(begin)

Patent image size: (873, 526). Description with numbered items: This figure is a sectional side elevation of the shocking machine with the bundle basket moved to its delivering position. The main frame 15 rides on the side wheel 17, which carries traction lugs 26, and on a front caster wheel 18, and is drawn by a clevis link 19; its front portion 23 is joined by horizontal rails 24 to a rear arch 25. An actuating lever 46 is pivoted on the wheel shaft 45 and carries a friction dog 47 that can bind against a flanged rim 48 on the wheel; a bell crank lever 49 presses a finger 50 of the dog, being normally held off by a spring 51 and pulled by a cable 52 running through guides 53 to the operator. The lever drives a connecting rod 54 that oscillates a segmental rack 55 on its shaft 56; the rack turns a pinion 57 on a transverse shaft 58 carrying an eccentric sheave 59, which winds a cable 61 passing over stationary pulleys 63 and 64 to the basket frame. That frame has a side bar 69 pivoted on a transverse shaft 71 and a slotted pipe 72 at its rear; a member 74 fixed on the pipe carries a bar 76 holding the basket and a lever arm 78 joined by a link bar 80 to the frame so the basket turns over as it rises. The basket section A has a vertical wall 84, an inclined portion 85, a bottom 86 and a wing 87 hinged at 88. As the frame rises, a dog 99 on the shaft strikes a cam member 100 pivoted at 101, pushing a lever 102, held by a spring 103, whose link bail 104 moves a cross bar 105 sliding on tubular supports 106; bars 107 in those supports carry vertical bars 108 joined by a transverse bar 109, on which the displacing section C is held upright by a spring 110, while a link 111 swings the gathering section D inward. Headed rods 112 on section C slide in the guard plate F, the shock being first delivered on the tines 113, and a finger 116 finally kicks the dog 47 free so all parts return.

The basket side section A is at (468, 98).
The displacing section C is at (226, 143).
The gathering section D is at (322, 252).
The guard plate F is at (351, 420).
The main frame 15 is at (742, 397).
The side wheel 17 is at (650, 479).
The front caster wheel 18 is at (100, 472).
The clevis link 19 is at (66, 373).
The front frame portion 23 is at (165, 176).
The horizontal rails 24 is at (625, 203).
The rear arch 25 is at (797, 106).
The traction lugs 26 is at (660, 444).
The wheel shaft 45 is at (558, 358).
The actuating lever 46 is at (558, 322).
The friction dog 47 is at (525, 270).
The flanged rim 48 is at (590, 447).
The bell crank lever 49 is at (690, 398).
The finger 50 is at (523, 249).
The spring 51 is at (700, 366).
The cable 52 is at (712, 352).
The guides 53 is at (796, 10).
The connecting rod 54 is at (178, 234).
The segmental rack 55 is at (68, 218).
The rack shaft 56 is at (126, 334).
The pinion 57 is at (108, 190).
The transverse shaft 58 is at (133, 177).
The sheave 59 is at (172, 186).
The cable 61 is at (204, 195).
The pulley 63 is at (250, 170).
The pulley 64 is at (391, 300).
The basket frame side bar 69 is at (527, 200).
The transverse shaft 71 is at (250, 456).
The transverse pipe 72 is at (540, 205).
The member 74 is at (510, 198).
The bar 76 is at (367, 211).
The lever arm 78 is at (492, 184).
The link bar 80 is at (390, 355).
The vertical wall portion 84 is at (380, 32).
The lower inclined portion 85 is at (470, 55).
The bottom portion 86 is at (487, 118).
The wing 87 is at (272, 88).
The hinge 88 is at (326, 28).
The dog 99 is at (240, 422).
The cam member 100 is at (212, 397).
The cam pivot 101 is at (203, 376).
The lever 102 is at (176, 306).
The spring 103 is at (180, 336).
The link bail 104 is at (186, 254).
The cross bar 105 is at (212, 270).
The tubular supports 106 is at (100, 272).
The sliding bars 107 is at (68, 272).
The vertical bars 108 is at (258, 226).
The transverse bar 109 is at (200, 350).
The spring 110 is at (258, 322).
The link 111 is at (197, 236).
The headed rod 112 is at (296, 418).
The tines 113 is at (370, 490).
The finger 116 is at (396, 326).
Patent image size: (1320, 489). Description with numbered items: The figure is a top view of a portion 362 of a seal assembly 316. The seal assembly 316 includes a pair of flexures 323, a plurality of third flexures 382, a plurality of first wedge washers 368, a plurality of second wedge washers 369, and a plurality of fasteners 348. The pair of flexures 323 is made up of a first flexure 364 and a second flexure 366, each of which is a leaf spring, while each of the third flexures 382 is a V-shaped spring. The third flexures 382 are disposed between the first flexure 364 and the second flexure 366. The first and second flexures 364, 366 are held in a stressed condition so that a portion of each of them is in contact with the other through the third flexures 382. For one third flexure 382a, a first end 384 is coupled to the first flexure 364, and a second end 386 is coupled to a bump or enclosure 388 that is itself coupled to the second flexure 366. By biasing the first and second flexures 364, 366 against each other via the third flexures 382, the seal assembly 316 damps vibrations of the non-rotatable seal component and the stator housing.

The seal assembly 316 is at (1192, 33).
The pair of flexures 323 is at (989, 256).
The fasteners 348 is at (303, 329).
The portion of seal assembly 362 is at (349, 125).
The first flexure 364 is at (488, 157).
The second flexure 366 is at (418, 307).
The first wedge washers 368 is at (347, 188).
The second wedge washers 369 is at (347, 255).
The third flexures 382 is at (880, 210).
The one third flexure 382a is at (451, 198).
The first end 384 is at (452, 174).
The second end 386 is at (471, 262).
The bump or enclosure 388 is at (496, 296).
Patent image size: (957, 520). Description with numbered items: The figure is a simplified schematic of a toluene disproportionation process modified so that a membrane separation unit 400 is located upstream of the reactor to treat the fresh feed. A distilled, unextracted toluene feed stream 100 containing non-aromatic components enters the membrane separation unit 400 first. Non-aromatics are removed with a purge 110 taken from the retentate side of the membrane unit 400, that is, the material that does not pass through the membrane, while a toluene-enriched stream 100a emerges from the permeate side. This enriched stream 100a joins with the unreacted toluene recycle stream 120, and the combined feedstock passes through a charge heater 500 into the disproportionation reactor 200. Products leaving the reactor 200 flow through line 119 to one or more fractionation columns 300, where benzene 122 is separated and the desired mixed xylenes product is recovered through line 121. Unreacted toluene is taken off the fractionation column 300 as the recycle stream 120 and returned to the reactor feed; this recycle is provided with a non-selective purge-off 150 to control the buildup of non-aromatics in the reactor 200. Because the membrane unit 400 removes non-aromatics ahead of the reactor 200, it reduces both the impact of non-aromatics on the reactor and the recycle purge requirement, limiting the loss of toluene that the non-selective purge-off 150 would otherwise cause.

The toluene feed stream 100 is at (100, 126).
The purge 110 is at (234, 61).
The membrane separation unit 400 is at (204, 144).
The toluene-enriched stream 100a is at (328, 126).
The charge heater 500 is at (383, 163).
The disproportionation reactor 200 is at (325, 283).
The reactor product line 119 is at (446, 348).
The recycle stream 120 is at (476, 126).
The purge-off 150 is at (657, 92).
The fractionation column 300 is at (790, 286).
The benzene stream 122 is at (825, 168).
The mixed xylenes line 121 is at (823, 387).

(end)

WRITTEN PROBLEM:
Copy out every row above word for word.

ANSWER TO THE EXERCISE:
Patent image size: (873, 526). Description with numbered items: This figure is a sectional side elevation of the shocking machine with the bundle basket moved to its delivering position. The main frame 15 rides on the side wheel 17, which carries traction lugs 26, and on a front caster wheel 18, and is drawn by a clevis link 19; its front portion 23 is joined by horizontal rails 24 to a rear arch 25. An actuating lever 46 is pivoted on the wheel shaft 45 and carries a friction dog 47 that can bind against a flanged rim 48 on the wheel; a bell crank lever 49 presses a finger 50 of the dog, being normally held off by a spring 51 and pulled by a cable 52 running through guides 53 to the operator. The lever drives a connecting rod 54 that oscillates a segmental rack 55 on its shaft 56; the rack turns a pinion 57 on a transverse shaft 58 carrying an eccentric sheave 59, which winds a cable 61 passing over stationary pulleys 63 and 64 to the basket frame. That frame has a side bar 69 pivoted on a transverse shaft 71 and a slotted pipe 72 at its rear; a member 74 fixed on the pipe carries a bar 76 holding the basket and a lever arm 78 joined by a link bar 80 to the frame so the basket turns over as it rises. The basket section A has a vertical wall 84, an inclined portion 85, a bottom 86 and a wing 87 hinged at 88. As the frame rises, a dog 99 on the shaft strikes a cam member 100 pivoted at 101, pushing a lever 102, held by a spring 103, whose link bail 104 moves a cross bar 105 sliding on tubular supports 106; bars 107 in those supports carry vertical bars 108 joined by a transverse bar 109, on which the displacing section C is held upright by a spring 110, while a link 111 swings the gathering section D inward. Headed rods 112 on section C slide in the guard plate F, the shock being first delivered on the tines 113, and a finger 116 finally kicks the dog 47 free so all parts return.

The basket side section A is at (468, 98).
The displacing section C is at (226, 143).
The gathering section D is at (322, 252).
The guard plate F is at (351, 420).
The main frame 15 is at (742, 397).
The side wheel 17 is at (650, 479).
The front caster wheel 18 is at (100, 472).
The clevis link 19 is at (66, 373).
The front frame portion 23 is at (165, 176).
The horizontal rails 24 is at (625, 203).
The rear arch 25 is at (797, 106).
The traction lugs 26 is at (660, 444).
The wheel shaft 45 is at (558, 358).
The actuating lever 46 is at (558, 322).
The friction dog 47 is at (525, 270).
The flanged rim 48 is at (590, 447).
The bell crank lever 49 is at (690, 398).
The finger 50 is at (523, 249).
The spring 51 is at (700, 366).
The cable 52 is at (712, 352).
The guides 53 is at (796, 10).
The connecting rod 54 is at (178, 234).
The segmental rack 55 is at (68, 218).
The rack shaft 56 is at (126, 334).
The pinion 57 is at (108, 190).
The transverse shaft 58 is at (133, 177).
The sheave 59 is at (172, 186).
The cable 61 is at (204, 195).
The pulley 63 is at (250, 170).
The pulley 64 is at (391, 300).
The basket frame side bar 69 is at (527, 200).
The transverse shaft 71 is at (250, 456).
The transverse pipe 72 is at (540, 205).
The member 74 is at (510, 198).
The bar 76 is at (367, 211).
The lever arm 78 is at (492, 184).
The link bar 80 is at (390, 355).
The vertical wall portion 84 is at (380, 32).
The lower inclined portion 85 is at (470, 55).
The bottom portion 86 is at (487, 118).
The wing 87 is at (272, 88).
The hinge 88 is at (326, 28).
The dog 99 is at (240, 422).
The cam member 100 is at (212, 397).
The cam pivot 101 is at (203, 376).
The lever 102 is at (176, 306).
The spring 103 is at (180, 336).
The link bail 104 is at (186, 254).
The cross bar 105 is at (212, 270).
The tubular supports 106 is at (100, 272).
The sliding bars 107 is at (68, 272).
The vertical bars 108 is at (258, 226).
The transverse bar 109 is at (200, 350).
The spring 110 is at (258, 322).
The link 111 is at (197, 236).
The headed rod 112 is at (296, 418).
The tines 113 is at (370, 490).
The finger 116 is at (396, 326).
Patent image size: (1320, 489). Description with numbered items: The figure is a top view of a portion 362 of a seal assembly 316. The seal assembly 316 includes a pair of flexures 323, a plurality of third flexures 382, a plurality of first wedge washers 368, a plurality of second wedge washers 369, and a plurality of fasteners 348. The pair of flexures 323 is made up of a first flexure 364 and a second flexure 366, each of which is a leaf spring, while each of the third flexures 382 is a V-shaped spring. The third flexures 382 are disposed between the first flexure 364 and the second flexure 366. The first and second flexures 364, 366 are held in a stressed condition so that a portion of each of them is in contact with the other through the third flexures 382. For one third flexure 382a, a first end 384 is coupled to the first flexure 364, and a second end 386 is coupled to a bump or enclosure 388 that is itself coupled to the second flexure 366. By biasing the first and second flexures 364, 366 against each other via the third flexures 382, the seal assembly 316 damps vibrations of the non-rotatable seal component and the stator housing.

The seal assembly 316 is at (1192, 33).
The pair of flexures 323 is at (989, 256).
The fasteners 348 is at (303, 329).
The portion of seal assembly 362 is at (349, 125).
The first flexure 364 is at (488, 157).
The second flexure 366 is at (418, 307).
The first wedge washers 368 is at (347, 188).
The second wedge washers 369 is at (347, 255).
The third flexures 382 is at (880, 210).
The one third flexure 382a is at (451, 198).
The first end 384 is at (452, 174).
The second end 386 is at (471, 262).
The bump or enclosure 388 is at (496, 296).
Patent image size: (957, 520). Description with numbered items: The figure is a simplified schematic of a toluene disproportionation process modified so that a membrane separation unit 400 is located upstream of the reactor to treat the fresh feed. A distilled, unextracted toluene feed stream 100 containing non-aromatic components enters the membrane separation unit 400 first. Non-aromatics are removed with a purge 110 taken from the retentate side of the membrane unit 400, that is, the material that does not pass through the membrane, while a toluene-enriched stream 100a emerges from the permeate side. This enriched stream 100a joins with the unreacted toluene recycle stream 120, and the combined feedstock passes through a charge heater 500 into the disproportionation reactor 200. Products leaving the reactor 200 flow through line 119 to one or more fractionation columns 300, where benzene 122 is separated and the desired mixed xylenes product is recovered through line 121. Unreacted toluene is taken off the fractionation column 300 as the recycle stream 120 and returned to the reactor feed; this recycle is provided with a non-selective purge-off 150 to control the buildup of non-aromatics in the reactor 200. Because the membrane unit 400 removes non-aromatics ahead of the reactor 200, it reduces both the impact of non-aromatics on the reactor and the recycle purge requirement, limiting the loss of toluene that the non-selective purge-off 150 would otherwise cause.

The toluene feed stream 100 is at (100, 126).
The purge 110 is at (234, 61).
The membrane separation unit 400 is at (204, 144).
The toluene-enriched stream 100a is at (328, 126).
The charge heater 500 is at (383, 163).
The disproportionation reactor 200 is at (325, 283).
The reactor product line 119 is at (446, 348).
The recycle stream 120 is at (476, 126).
The purge-off 150 is at (657, 92).
The fractionation column 300 is at (790, 286).
The benzene stream 122 is at (825, 168).
The mixed xylenes line 121 is at (823, 387).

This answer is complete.